- DATA FOR PROCESSING
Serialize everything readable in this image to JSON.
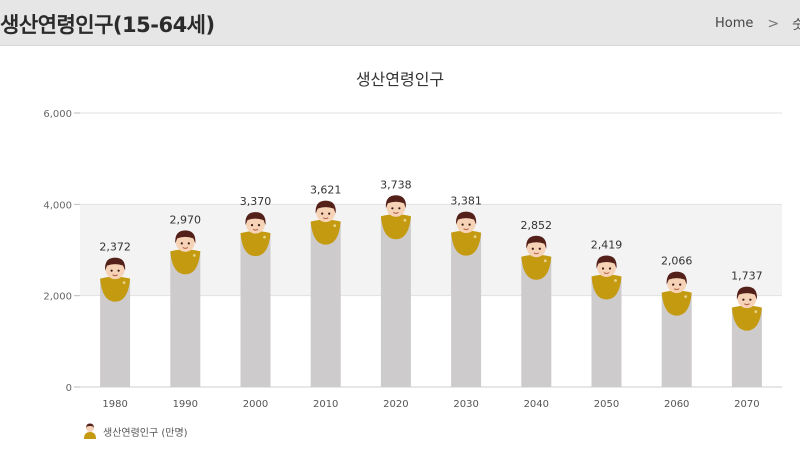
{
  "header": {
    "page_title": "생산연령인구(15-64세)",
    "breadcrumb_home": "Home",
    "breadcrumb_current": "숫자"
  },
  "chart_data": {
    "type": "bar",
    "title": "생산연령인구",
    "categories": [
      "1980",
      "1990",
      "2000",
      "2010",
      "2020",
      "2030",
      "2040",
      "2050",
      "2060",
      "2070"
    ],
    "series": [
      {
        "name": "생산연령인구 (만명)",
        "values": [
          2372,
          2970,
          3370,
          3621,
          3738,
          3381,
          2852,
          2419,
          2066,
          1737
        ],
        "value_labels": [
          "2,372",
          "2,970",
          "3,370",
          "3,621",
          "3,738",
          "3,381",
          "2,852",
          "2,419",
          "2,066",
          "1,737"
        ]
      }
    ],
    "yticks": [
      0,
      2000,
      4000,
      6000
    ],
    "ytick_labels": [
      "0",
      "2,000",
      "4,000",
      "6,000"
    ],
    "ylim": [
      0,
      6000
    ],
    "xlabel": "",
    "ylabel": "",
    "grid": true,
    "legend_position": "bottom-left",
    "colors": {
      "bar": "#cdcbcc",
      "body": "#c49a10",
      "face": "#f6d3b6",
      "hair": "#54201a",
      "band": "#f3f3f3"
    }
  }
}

==

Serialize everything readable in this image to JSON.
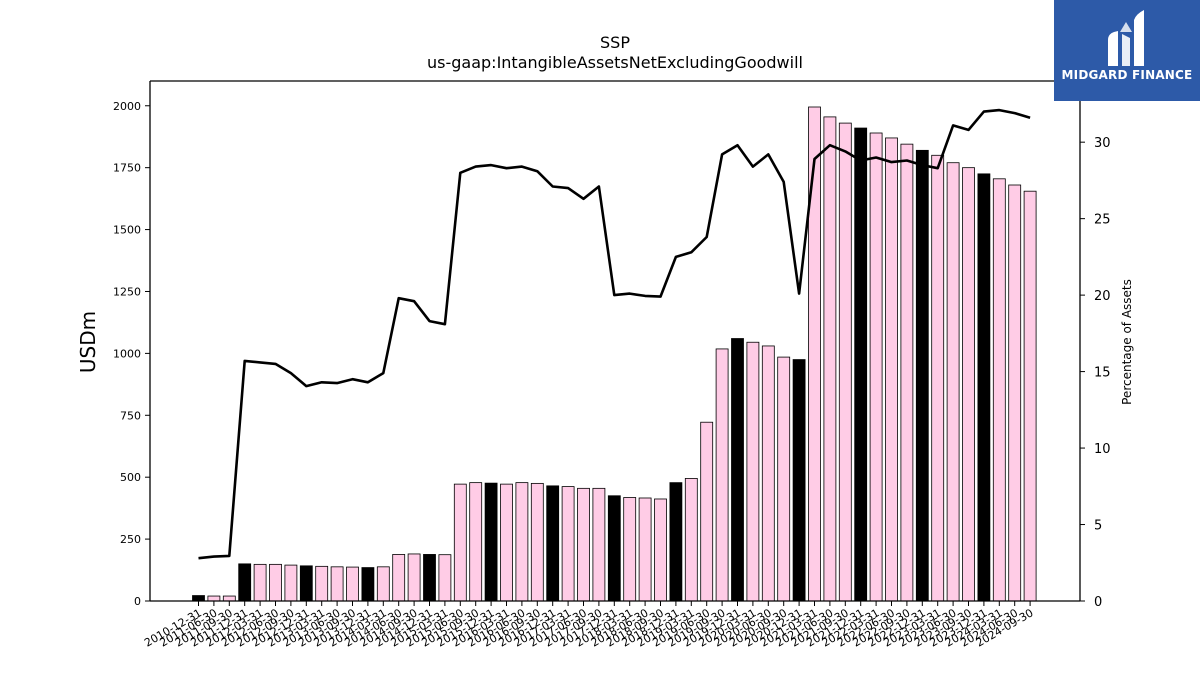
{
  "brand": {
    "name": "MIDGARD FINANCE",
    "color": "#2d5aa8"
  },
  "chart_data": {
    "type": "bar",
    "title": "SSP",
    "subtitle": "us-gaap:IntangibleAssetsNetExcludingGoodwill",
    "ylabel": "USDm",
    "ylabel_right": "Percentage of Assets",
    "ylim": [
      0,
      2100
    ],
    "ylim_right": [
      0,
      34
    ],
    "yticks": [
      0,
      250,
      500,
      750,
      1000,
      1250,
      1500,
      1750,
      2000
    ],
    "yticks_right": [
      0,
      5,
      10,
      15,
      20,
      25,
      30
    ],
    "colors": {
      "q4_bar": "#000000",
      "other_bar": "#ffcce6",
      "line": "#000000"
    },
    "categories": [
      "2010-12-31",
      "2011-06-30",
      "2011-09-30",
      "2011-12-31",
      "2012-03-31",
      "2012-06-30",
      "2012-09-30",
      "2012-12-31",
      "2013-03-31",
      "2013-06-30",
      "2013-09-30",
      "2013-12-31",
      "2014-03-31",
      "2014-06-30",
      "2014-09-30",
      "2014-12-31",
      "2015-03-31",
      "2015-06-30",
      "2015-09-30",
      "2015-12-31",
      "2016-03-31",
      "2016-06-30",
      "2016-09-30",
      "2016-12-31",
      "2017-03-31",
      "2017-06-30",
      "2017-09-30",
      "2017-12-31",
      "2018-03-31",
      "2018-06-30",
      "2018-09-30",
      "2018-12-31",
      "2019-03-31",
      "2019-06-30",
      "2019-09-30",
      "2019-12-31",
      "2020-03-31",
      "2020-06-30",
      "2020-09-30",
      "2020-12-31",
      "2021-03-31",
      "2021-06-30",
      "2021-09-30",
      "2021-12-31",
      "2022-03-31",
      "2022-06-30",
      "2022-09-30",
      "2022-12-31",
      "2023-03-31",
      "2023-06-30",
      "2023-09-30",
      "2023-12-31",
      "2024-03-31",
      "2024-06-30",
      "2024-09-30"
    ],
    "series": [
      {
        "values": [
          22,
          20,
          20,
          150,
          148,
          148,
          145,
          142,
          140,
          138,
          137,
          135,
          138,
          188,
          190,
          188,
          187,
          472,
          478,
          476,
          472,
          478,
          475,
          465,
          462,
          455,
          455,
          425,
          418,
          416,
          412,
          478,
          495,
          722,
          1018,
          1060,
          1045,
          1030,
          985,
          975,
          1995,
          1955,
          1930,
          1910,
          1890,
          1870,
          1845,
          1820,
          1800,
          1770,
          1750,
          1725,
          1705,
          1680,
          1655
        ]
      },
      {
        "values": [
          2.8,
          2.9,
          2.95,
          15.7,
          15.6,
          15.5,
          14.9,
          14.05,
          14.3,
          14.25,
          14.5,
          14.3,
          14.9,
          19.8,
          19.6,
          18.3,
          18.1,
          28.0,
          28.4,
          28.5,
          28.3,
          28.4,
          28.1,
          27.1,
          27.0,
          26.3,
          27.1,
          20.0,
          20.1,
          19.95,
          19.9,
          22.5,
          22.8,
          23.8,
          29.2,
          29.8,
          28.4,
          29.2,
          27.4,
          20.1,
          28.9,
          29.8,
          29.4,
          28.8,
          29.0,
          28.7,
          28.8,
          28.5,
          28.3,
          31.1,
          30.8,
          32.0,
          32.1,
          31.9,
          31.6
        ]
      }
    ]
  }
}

- WHAT THE TASK REQUIRES
Lines that include the word "생산연령인구" are to be extracted from the data above.

- SOLUTION FOR THIS EXERCISE
    "page_title": "생산연령인구(15-64세)",
    "title": "생산연령인구",
        "name": "생산연령인구 (만명)",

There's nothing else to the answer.